▶ Task goal
Report how many lines of the records below include the word "Petitioner". Give nothing but the number.
╭─ Given information
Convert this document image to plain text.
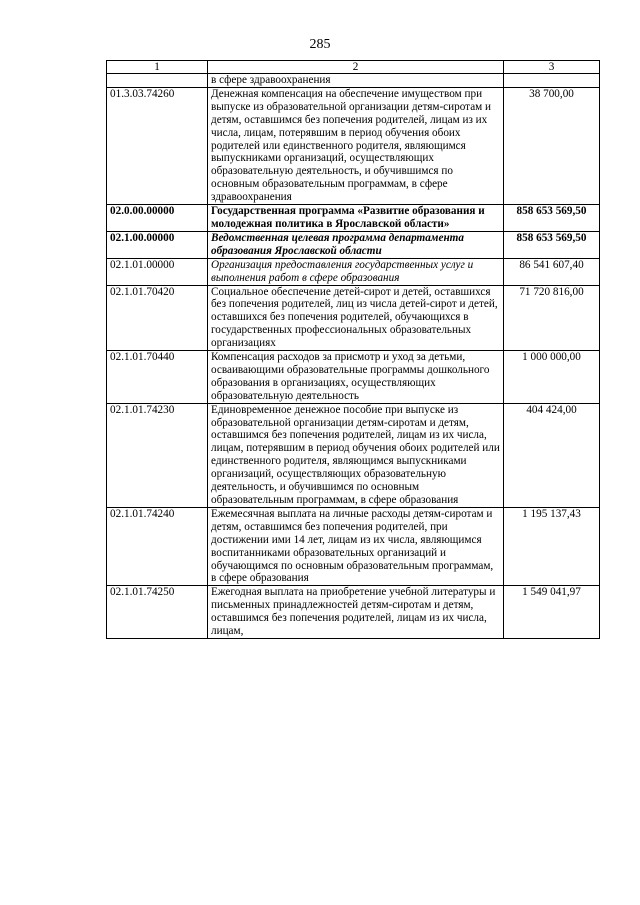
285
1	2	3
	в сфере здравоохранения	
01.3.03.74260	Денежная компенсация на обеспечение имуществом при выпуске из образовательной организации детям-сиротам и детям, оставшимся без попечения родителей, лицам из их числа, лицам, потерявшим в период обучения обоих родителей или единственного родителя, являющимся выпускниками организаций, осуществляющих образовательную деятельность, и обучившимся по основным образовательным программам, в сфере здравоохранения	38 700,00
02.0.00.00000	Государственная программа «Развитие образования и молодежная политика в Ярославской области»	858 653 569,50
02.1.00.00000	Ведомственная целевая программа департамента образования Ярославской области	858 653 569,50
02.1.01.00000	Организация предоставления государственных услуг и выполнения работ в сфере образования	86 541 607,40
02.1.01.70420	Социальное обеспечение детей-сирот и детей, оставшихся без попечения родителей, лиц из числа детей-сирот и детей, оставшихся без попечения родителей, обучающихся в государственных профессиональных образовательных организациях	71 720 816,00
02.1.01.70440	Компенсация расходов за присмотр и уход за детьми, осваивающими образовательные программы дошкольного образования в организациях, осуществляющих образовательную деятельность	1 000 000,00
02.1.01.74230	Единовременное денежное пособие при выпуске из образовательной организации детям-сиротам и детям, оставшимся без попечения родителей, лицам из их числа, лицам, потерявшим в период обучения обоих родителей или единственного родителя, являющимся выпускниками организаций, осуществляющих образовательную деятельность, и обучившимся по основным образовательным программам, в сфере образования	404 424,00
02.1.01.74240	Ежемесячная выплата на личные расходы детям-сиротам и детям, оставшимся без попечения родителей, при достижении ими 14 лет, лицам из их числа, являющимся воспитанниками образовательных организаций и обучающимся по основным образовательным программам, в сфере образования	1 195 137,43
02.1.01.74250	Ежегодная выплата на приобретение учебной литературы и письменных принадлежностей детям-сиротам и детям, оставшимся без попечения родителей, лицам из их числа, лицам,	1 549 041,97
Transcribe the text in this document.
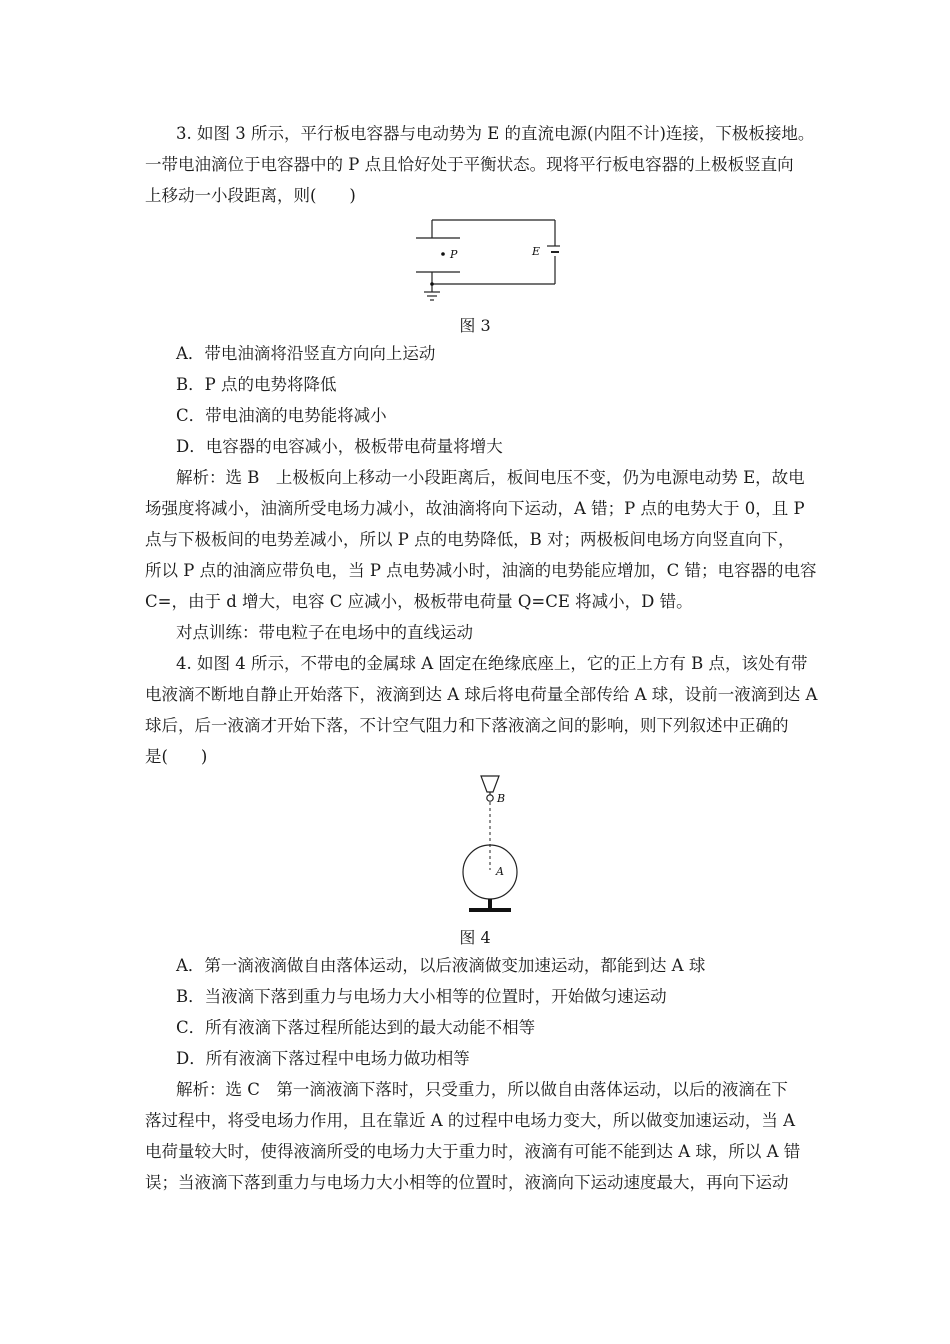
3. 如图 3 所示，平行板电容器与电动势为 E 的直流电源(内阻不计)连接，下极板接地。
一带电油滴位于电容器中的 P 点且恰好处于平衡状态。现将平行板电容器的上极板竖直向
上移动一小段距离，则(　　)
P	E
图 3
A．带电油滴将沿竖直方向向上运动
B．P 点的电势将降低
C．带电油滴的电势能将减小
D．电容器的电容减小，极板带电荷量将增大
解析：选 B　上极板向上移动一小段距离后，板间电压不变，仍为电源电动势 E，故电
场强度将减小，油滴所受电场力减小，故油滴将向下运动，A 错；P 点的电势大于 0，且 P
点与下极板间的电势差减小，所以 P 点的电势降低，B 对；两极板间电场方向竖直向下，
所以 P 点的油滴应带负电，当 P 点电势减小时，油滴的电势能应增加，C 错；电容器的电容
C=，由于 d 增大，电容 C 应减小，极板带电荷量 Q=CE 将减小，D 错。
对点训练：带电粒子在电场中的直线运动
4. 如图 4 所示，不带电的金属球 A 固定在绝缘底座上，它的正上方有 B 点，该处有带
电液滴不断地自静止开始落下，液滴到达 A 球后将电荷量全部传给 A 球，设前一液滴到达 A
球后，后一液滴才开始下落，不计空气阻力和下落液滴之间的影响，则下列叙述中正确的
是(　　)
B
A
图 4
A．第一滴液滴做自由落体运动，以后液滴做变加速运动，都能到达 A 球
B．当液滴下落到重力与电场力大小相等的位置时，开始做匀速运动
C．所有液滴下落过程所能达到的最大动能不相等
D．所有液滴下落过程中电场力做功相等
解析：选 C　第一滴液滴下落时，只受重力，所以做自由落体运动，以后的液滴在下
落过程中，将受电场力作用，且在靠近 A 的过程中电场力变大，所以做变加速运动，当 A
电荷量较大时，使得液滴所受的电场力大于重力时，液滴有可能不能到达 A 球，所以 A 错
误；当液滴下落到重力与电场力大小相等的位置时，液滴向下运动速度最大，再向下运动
╰─
╭─ Given information
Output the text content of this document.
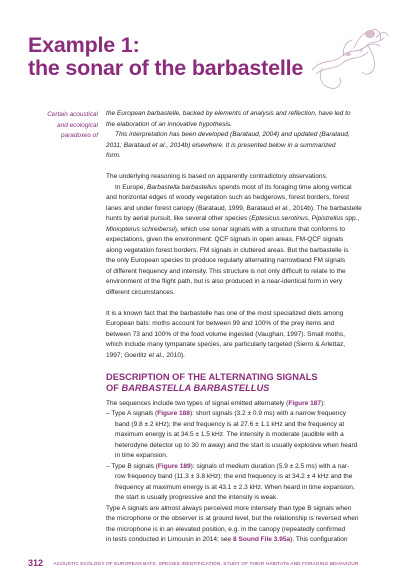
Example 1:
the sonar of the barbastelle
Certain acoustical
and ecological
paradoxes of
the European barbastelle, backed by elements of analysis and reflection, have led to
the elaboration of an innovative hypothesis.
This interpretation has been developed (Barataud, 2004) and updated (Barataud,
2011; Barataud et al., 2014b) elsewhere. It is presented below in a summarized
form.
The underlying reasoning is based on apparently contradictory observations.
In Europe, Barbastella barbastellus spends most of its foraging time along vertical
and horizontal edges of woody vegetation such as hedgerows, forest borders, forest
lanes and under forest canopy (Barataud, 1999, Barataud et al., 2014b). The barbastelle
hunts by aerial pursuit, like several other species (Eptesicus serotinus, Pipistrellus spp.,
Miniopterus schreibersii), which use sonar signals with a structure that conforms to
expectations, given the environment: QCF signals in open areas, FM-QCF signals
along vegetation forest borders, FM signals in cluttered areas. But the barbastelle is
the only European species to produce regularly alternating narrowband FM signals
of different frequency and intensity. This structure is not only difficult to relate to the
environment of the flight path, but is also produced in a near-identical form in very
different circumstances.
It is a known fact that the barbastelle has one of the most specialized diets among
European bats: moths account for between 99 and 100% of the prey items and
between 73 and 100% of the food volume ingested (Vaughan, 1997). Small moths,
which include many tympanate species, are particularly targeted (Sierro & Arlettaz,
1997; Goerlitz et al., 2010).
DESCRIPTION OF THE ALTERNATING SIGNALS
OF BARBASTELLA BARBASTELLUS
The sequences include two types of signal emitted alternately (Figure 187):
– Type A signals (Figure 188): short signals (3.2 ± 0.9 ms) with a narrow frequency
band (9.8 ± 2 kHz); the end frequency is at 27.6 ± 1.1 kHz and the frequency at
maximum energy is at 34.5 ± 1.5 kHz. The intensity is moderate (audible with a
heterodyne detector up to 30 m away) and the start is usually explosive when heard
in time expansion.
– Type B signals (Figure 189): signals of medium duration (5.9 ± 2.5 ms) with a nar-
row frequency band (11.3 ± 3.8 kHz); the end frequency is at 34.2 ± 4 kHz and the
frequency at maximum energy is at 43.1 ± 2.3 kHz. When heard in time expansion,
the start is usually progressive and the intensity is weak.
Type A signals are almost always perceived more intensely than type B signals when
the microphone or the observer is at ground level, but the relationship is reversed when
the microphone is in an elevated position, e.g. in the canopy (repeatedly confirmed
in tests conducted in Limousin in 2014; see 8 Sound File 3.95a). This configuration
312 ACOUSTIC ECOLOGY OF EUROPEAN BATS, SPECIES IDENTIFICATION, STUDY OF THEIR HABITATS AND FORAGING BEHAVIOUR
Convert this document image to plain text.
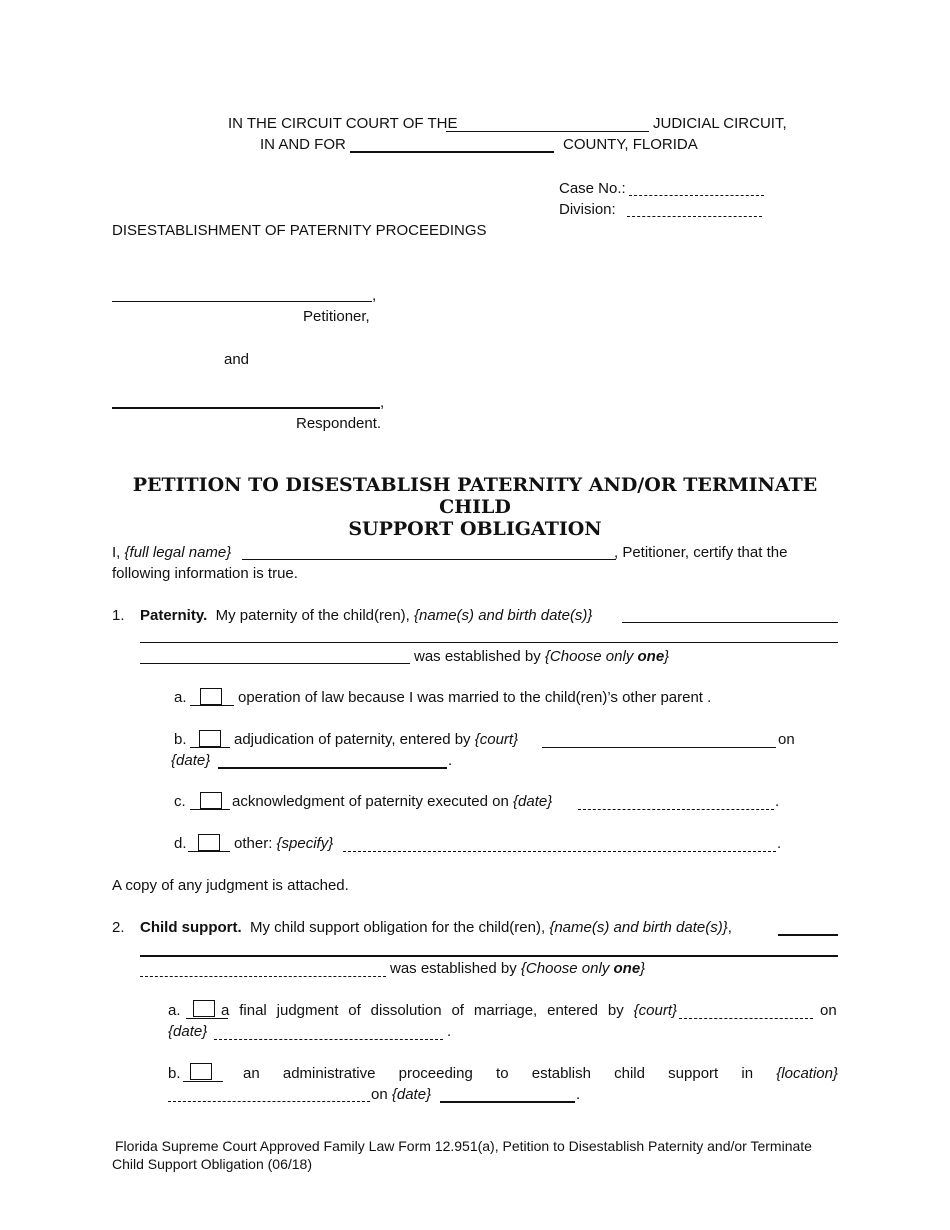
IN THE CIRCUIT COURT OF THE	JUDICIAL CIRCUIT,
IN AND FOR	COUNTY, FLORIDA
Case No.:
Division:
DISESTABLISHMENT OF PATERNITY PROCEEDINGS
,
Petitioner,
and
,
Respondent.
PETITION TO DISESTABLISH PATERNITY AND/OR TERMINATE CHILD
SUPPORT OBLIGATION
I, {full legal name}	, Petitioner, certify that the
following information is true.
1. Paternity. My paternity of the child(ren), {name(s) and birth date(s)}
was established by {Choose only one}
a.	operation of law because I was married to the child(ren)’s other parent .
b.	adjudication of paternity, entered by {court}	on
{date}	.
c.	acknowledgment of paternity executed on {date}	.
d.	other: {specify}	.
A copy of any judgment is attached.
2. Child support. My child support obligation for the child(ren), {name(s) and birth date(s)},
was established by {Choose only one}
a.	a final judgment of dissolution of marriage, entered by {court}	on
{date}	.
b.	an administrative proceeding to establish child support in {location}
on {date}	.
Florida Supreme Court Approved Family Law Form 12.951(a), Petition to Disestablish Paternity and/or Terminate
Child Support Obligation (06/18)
╰─
╭─ Given information
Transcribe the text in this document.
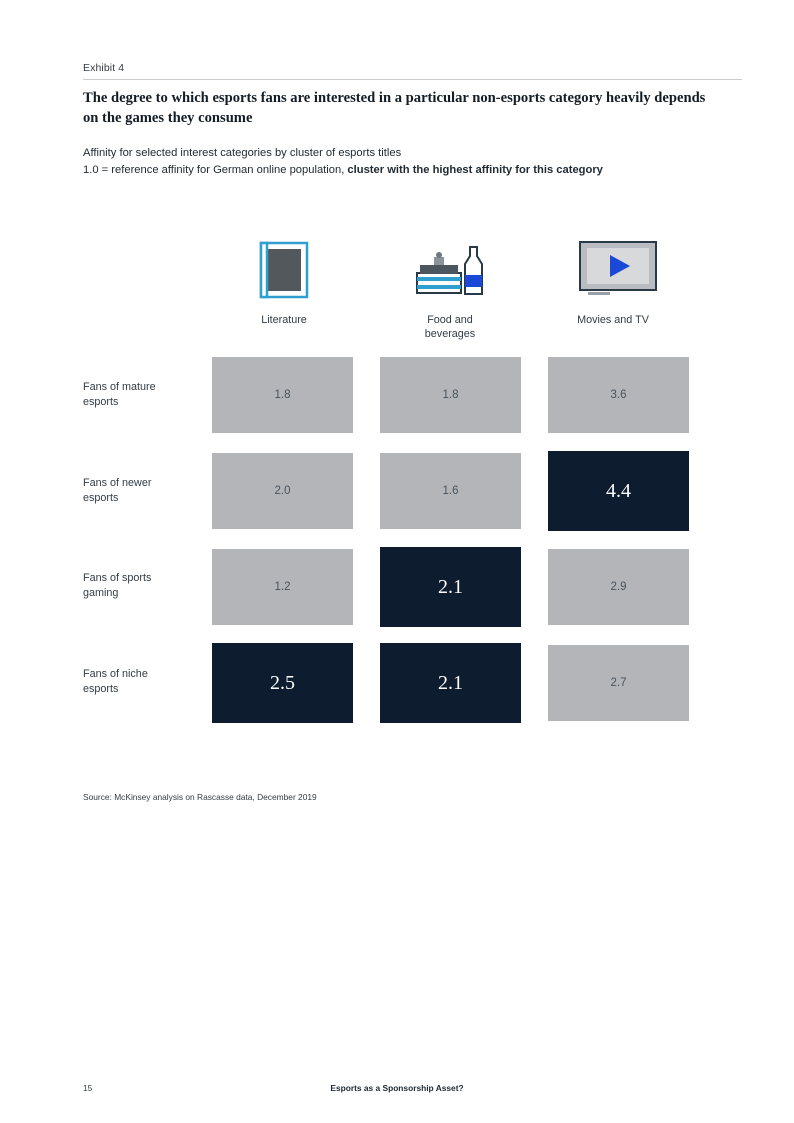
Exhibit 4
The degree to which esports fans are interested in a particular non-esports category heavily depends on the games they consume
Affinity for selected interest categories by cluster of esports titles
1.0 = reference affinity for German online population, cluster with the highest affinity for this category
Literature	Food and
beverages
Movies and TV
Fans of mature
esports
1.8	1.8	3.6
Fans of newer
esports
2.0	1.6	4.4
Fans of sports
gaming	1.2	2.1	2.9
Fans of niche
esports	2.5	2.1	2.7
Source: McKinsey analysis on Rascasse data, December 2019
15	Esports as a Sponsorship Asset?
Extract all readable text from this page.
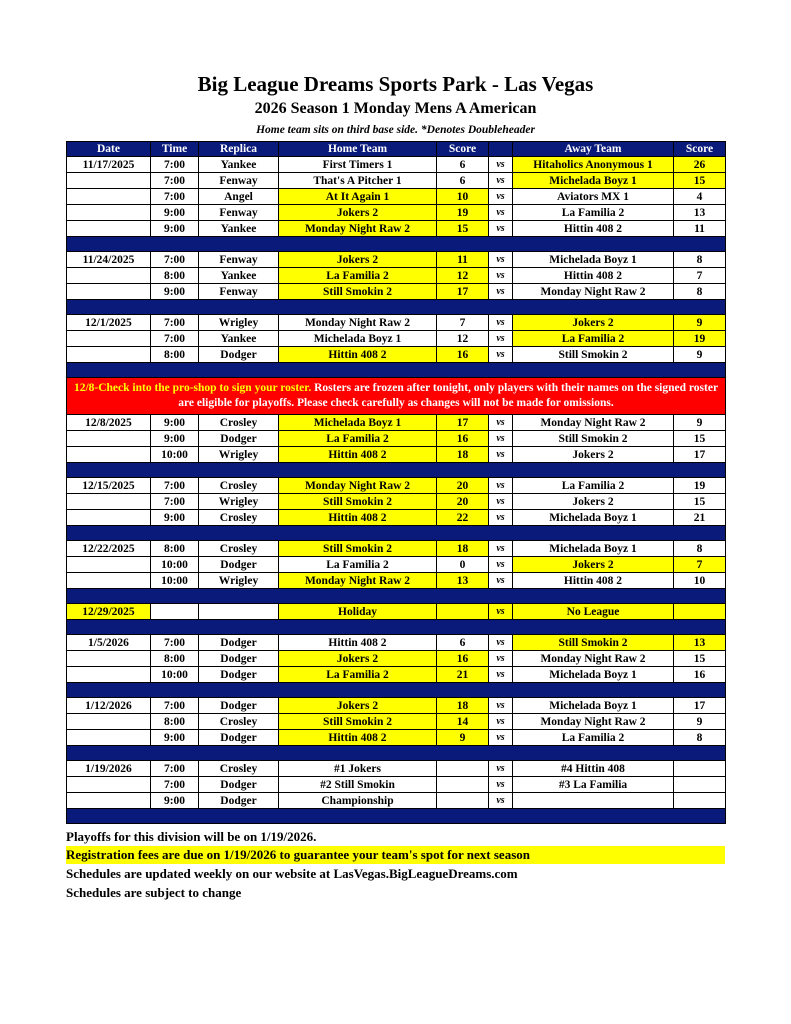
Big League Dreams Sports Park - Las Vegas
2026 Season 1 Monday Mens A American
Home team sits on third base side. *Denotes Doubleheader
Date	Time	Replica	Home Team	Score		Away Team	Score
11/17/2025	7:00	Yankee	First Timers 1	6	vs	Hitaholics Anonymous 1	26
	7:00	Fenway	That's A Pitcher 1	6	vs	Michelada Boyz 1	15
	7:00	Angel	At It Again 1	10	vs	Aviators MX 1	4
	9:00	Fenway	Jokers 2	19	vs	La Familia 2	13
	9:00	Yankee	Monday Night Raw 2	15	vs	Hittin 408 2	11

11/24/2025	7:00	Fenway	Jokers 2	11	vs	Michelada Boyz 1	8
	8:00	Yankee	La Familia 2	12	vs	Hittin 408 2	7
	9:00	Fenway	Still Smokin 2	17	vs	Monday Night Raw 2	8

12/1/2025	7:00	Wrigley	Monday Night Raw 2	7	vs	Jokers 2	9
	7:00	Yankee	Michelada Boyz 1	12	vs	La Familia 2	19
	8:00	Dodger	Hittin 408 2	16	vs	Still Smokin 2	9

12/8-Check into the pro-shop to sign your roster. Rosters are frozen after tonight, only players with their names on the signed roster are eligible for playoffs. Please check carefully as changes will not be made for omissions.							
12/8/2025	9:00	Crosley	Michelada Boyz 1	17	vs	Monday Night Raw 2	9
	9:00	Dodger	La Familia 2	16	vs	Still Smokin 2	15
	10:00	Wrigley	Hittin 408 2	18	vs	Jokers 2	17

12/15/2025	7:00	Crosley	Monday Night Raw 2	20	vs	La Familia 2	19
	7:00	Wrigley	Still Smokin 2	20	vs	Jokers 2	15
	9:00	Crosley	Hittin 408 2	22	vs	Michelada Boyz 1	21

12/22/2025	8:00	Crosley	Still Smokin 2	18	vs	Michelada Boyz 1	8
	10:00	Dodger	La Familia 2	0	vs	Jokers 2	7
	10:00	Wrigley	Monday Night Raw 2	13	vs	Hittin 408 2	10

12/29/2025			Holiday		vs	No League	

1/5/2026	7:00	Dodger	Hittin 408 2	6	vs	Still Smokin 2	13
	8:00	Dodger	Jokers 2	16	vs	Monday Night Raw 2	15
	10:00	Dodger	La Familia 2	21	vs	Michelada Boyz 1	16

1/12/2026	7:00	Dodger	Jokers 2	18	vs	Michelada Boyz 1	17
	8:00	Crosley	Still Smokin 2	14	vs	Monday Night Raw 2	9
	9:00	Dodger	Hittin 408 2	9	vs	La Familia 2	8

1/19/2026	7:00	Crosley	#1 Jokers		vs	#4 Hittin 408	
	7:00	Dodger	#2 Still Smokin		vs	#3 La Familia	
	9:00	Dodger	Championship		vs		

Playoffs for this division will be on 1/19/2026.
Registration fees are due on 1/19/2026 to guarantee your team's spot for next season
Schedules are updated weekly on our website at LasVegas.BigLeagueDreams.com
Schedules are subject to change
╰─
▶ Expected answer
2